(Lines of data)
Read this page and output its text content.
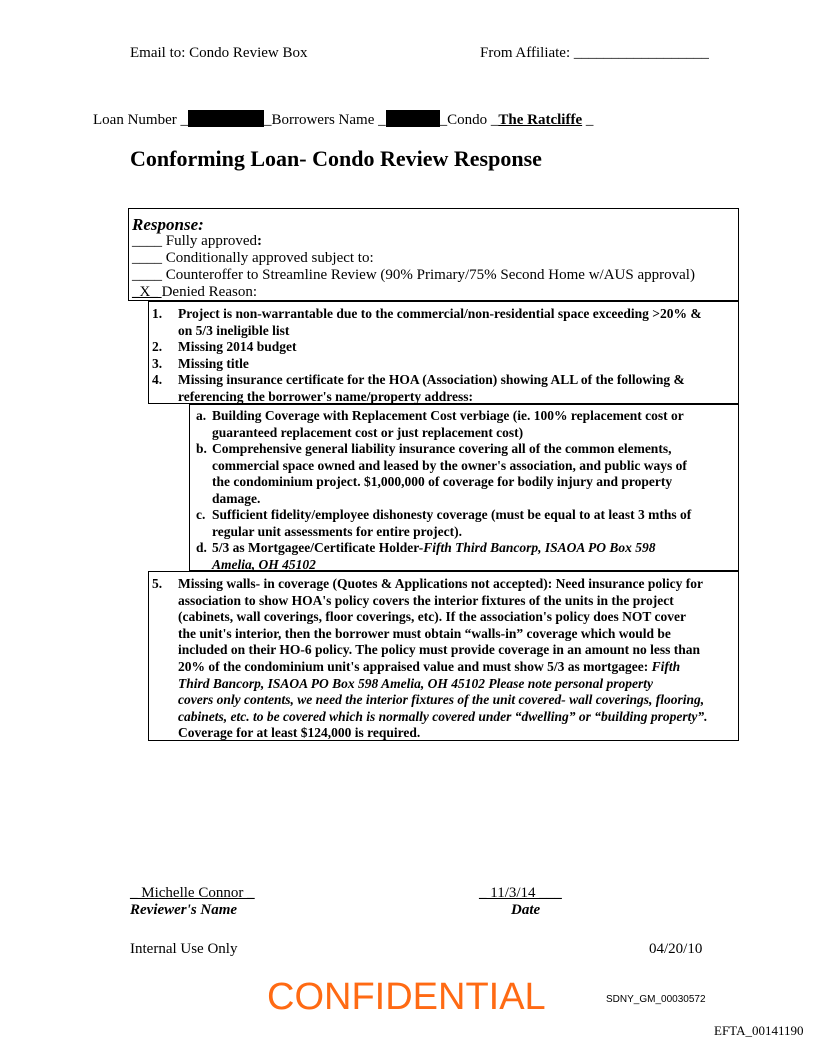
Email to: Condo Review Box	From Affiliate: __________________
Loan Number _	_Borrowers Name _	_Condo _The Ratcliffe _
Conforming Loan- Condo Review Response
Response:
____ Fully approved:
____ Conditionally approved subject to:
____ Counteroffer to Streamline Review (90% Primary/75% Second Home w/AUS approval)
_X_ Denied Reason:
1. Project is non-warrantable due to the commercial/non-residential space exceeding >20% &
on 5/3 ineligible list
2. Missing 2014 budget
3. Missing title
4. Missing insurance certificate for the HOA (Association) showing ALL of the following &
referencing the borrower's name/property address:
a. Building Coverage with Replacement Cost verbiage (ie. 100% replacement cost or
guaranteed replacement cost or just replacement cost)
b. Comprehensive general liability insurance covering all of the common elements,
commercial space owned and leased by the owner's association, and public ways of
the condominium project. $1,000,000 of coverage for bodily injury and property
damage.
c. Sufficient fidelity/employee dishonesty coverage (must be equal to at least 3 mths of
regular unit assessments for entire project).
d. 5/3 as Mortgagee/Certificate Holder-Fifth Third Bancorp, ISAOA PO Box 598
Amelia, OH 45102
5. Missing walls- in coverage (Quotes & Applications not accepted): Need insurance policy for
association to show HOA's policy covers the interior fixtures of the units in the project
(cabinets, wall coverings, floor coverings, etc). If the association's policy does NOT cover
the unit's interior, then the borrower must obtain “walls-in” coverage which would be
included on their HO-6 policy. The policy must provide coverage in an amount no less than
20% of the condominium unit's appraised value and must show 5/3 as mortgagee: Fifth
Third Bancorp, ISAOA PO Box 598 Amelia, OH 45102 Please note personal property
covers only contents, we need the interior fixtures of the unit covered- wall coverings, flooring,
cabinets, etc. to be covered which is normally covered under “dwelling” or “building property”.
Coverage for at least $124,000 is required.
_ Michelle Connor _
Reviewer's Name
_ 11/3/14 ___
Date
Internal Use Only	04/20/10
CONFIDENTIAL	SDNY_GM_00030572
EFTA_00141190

The exercise –
Extract every line from the records above that contains the word "covered".

Response –
covers only contents, we need the interior fixtures of the unit covered- wall coverings, flooring,
cabinets, etc. to be covered which is normally covered under “dwelling” or “building property”.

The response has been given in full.